→ **Given data**:
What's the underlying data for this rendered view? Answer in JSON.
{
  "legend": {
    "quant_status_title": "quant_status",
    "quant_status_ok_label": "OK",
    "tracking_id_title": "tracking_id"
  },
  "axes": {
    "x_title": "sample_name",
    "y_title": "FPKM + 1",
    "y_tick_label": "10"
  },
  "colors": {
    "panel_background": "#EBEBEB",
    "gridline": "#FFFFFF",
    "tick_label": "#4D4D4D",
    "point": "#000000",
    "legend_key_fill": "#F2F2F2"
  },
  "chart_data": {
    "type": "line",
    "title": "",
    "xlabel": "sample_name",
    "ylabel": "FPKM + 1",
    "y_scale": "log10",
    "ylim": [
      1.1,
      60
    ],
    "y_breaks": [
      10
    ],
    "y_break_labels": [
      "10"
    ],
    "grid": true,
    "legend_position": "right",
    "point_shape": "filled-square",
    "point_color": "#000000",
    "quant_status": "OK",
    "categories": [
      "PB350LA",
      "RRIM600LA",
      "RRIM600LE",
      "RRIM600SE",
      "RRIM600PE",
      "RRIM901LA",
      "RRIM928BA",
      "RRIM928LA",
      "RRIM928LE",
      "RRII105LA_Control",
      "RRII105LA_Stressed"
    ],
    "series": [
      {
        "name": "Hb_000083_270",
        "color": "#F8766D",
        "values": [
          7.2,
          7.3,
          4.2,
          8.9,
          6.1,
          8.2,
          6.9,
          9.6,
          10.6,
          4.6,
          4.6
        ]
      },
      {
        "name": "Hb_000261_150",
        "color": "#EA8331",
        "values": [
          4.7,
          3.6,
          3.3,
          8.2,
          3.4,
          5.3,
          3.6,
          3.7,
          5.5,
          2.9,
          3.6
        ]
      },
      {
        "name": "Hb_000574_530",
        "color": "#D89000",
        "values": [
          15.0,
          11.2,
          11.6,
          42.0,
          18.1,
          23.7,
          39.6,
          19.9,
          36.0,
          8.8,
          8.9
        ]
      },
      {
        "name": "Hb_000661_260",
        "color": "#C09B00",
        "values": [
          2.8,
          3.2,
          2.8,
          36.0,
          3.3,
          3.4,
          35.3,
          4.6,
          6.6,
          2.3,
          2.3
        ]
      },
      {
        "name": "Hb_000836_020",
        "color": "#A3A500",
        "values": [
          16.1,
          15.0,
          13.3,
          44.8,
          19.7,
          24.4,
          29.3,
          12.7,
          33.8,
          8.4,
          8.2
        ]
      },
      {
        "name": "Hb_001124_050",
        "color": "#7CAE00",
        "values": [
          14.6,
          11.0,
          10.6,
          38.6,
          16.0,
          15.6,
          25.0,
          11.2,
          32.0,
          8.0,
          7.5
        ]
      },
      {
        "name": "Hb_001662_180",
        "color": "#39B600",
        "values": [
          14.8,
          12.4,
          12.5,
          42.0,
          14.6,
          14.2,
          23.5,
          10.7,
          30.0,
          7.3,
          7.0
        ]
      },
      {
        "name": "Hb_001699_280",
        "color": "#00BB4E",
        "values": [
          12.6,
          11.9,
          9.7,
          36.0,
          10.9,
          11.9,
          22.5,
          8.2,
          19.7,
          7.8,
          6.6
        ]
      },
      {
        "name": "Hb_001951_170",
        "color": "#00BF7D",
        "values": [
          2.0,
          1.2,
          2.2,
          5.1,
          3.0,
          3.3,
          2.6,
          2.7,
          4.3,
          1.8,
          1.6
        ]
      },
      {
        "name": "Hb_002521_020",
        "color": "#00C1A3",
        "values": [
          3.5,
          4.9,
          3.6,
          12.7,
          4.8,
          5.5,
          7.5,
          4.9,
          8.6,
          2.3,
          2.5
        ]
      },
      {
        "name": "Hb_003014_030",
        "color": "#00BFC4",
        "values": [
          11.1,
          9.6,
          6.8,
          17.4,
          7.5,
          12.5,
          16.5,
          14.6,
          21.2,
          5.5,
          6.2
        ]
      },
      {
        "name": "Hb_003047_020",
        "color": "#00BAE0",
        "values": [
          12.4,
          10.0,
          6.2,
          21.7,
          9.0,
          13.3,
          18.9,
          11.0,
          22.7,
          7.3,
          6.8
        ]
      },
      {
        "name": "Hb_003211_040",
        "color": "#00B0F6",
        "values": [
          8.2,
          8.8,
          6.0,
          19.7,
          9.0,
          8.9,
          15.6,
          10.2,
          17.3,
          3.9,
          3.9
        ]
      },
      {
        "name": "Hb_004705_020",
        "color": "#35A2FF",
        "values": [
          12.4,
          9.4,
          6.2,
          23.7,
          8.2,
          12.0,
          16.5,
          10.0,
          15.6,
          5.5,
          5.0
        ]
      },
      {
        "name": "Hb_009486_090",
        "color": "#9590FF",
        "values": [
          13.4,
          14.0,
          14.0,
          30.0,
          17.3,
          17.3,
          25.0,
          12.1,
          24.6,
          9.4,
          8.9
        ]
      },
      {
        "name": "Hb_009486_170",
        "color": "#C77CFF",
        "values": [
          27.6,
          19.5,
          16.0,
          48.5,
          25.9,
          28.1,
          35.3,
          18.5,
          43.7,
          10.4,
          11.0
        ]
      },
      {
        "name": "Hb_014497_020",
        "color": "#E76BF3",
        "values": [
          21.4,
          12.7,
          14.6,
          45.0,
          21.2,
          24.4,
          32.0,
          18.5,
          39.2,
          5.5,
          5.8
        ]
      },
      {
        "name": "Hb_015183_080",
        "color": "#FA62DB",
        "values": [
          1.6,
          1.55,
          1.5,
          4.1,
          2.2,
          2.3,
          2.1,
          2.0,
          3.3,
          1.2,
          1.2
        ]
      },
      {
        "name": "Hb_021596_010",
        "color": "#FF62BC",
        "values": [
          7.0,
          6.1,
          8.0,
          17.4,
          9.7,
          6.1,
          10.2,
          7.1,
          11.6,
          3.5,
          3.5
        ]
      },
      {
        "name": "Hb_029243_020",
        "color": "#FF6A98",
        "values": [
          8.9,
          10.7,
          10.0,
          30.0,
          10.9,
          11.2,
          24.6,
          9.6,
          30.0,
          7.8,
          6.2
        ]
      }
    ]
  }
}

→ **What you will do**:
Print the material once more, exactly.

→ **Output of the exercise**:
What's the underlying data for this rendered view? Answer in JSON.
{
  "legend": {
    "quant_status_title": "quant_status",
    "quant_status_ok_label": "OK",
    "tracking_id_title": "tracking_id"
  },
  "axes": {
    "x_title": "sample_name",
    "y_title": "FPKM + 1",
    "y_tick_label": "10"
  },
  "colors": {
    "panel_background": "#EBEBEB",
    "gridline": "#FFFFFF",
    "tick_label": "#4D4D4D",
    "point": "#000000",
    "legend_key_fill": "#F2F2F2"
  },
  "chart_data": {
    "type": "line",
    "title": "",
    "xlabel": "sample_name",
    "ylabel": "FPKM + 1",
    "y_scale": "log10",
    "ylim": [
      1.1,
      60
    ],
    "y_breaks": [
      10
    ],
    "y_break_labels": [
      "10"
    ],
    "grid": true,
    "legend_position": "right",
    "point_shape": "filled-square",
    "point_color": "#000000",
    "quant_status": "OK",
    "categories": [
      "PB350LA",
      "RRIM600LA",
      "RRIM600LE",
      "RRIM600SE",
      "RRIM600PE",
      "RRIM901LA",
      "RRIM928BA",
      "RRIM928LA",
      "RRIM928LE",
      "RRII105LA_Control",
      "RRII105LA_Stressed"
    ],
    "series": [
      {
        "name": "Hb_000083_270",
        "color": "#F8766D",
        "values": [
          7.2,
          7.3,
          4.2,
          8.9,
          6.1,
          8.2,
          6.9,
          9.6,
          10.6,
          4.6,
          4.6
        ]
      },
      {
        "name": "Hb_000261_150",
        "color": "#EA8331",
        "values": [
          4.7,
          3.6,
          3.3,
          8.2,
          3.4,
          5.3,
          3.6,
          3.7,
          5.5,
          2.9,
          3.6
        ]
      },
      {
        "name": "Hb_000574_530",
        "color": "#D89000",
        "values": [
          15.0,
          11.2,
          11.6,
          42.0,
          18.1,
          23.7,
          39.6,
          19.9,
          36.0,
          8.8,
          8.9
        ]
      },
      {
        "name": "Hb_000661_260",
        "color": "#C09B00",
        "values": [
          2.8,
          3.2,
          2.8,
          36.0,
          3.3,
          3.4,
          35.3,
          4.6,
          6.6,
          2.3,
          2.3
        ]
      },
      {
        "name": "Hb_000836_020",
        "color": "#A3A500",
        "values": [
          16.1,
          15.0,
          13.3,
          44.8,
          19.7,
          24.4,
          29.3,
          12.7,
          33.8,
          8.4,
          8.2
        ]
      },
      {
        "name": "Hb_001124_050",
        "color": "#7CAE00",
        "values": [
          14.6,
          11.0,
          10.6,
          38.6,
          16.0,
          15.6,
          25.0,
          11.2,
          32.0,
          8.0,
          7.5
        ]
      },
      {
        "name": "Hb_001662_180",
        "color": "#39B600",
        "values": [
          14.8,
          12.4,
          12.5,
          42.0,
          14.6,
          14.2,
          23.5,
          10.7,
          30.0,
          7.3,
          7.0
        ]
      },
      {
        "name": "Hb_001699_280",
        "color": "#00BB4E",
        "values": [
          12.6,
          11.9,
          9.7,
          36.0,
          10.9,
          11.9,
          22.5,
          8.2,
          19.7,
          7.8,
          6.6
        ]
      },
      {
        "name": "Hb_001951_170",
        "color": "#00BF7D",
        "values": [
          2.0,
          1.2,
          2.2,
          5.1,
          3.0,
          3.3,
          2.6,
          2.7,
          4.3,
          1.8,
          1.6
        ]
      },
      {
        "name": "Hb_002521_020",
        "color": "#00C1A3",
        "values": [
          3.5,
          4.9,
          3.6,
          12.7,
          4.8,
          5.5,
          7.5,
          4.9,
          8.6,
          2.3,
          2.5
        ]
      },
      {
        "name": "Hb_003014_030",
        "color": "#00BFC4",
        "values": [
          11.1,
          9.6,
          6.8,
          17.4,
          7.5,
          12.5,
          16.5,
          14.6,
          21.2,
          5.5,
          6.2
        ]
      },
      {
        "name": "Hb_003047_020",
        "color": "#00BAE0",
        "values": [
          12.4,
          10.0,
          6.2,
          21.7,
          9.0,
          13.3,
          18.9,
          11.0,
          22.7,
          7.3,
          6.8
        ]
      },
      {
        "name": "Hb_003211_040",
        "color": "#00B0F6",
        "values": [
          8.2,
          8.8,
          6.0,
          19.7,
          9.0,
          8.9,
          15.6,
          10.2,
          17.3,
          3.9,
          3.9
        ]
      },
      {
        "name": "Hb_004705_020",
        "color": "#35A2FF",
        "values": [
          12.4,
          9.4,
          6.2,
          23.7,
          8.2,
          12.0,
          16.5,
          10.0,
          15.6,
          5.5,
          5.0
        ]
      },
      {
        "name": "Hb_009486_090",
        "color": "#9590FF",
        "values": [
          13.4,
          14.0,
          14.0,
          30.0,
          17.3,
          17.3,
          25.0,
          12.1,
          24.6,
          9.4,
          8.9
        ]
      },
      {
        "name": "Hb_009486_170",
        "color": "#C77CFF",
        "values": [
          27.6,
          19.5,
          16.0,
          48.5,
          25.9,
          28.1,
          35.3,
          18.5,
          43.7,
          10.4,
          11.0
        ]
      },
      {
        "name": "Hb_014497_020",
        "color": "#E76BF3",
        "values": [
          21.4,
          12.7,
          14.6,
          45.0,
          21.2,
          24.4,
          32.0,
          18.5,
          39.2,
          5.5,
          5.8
        ]
      },
      {
        "name": "Hb_015183_080",
        "color": "#FA62DB",
        "values": [
          1.6,
          1.55,
          1.5,
          4.1,
          2.2,
          2.3,
          2.1,
          2.0,
          3.3,
          1.2,
          1.2
        ]
      },
      {
        "name": "Hb_021596_010",
        "color": "#FF62BC",
        "values": [
          7.0,
          6.1,
          8.0,
          17.4,
          9.7,
          6.1,
          10.2,
          7.1,
          11.6,
          3.5,
          3.5
        ]
      },
      {
        "name": "Hb_029243_020",
        "color": "#FF6A98",
        "values": [
          8.9,
          10.7,
          10.0,
          30.0,
          10.9,
          11.2,
          24.6,
          9.6,
          30.0,
          7.8,
          6.2
        ]
      }
    ]
  }
}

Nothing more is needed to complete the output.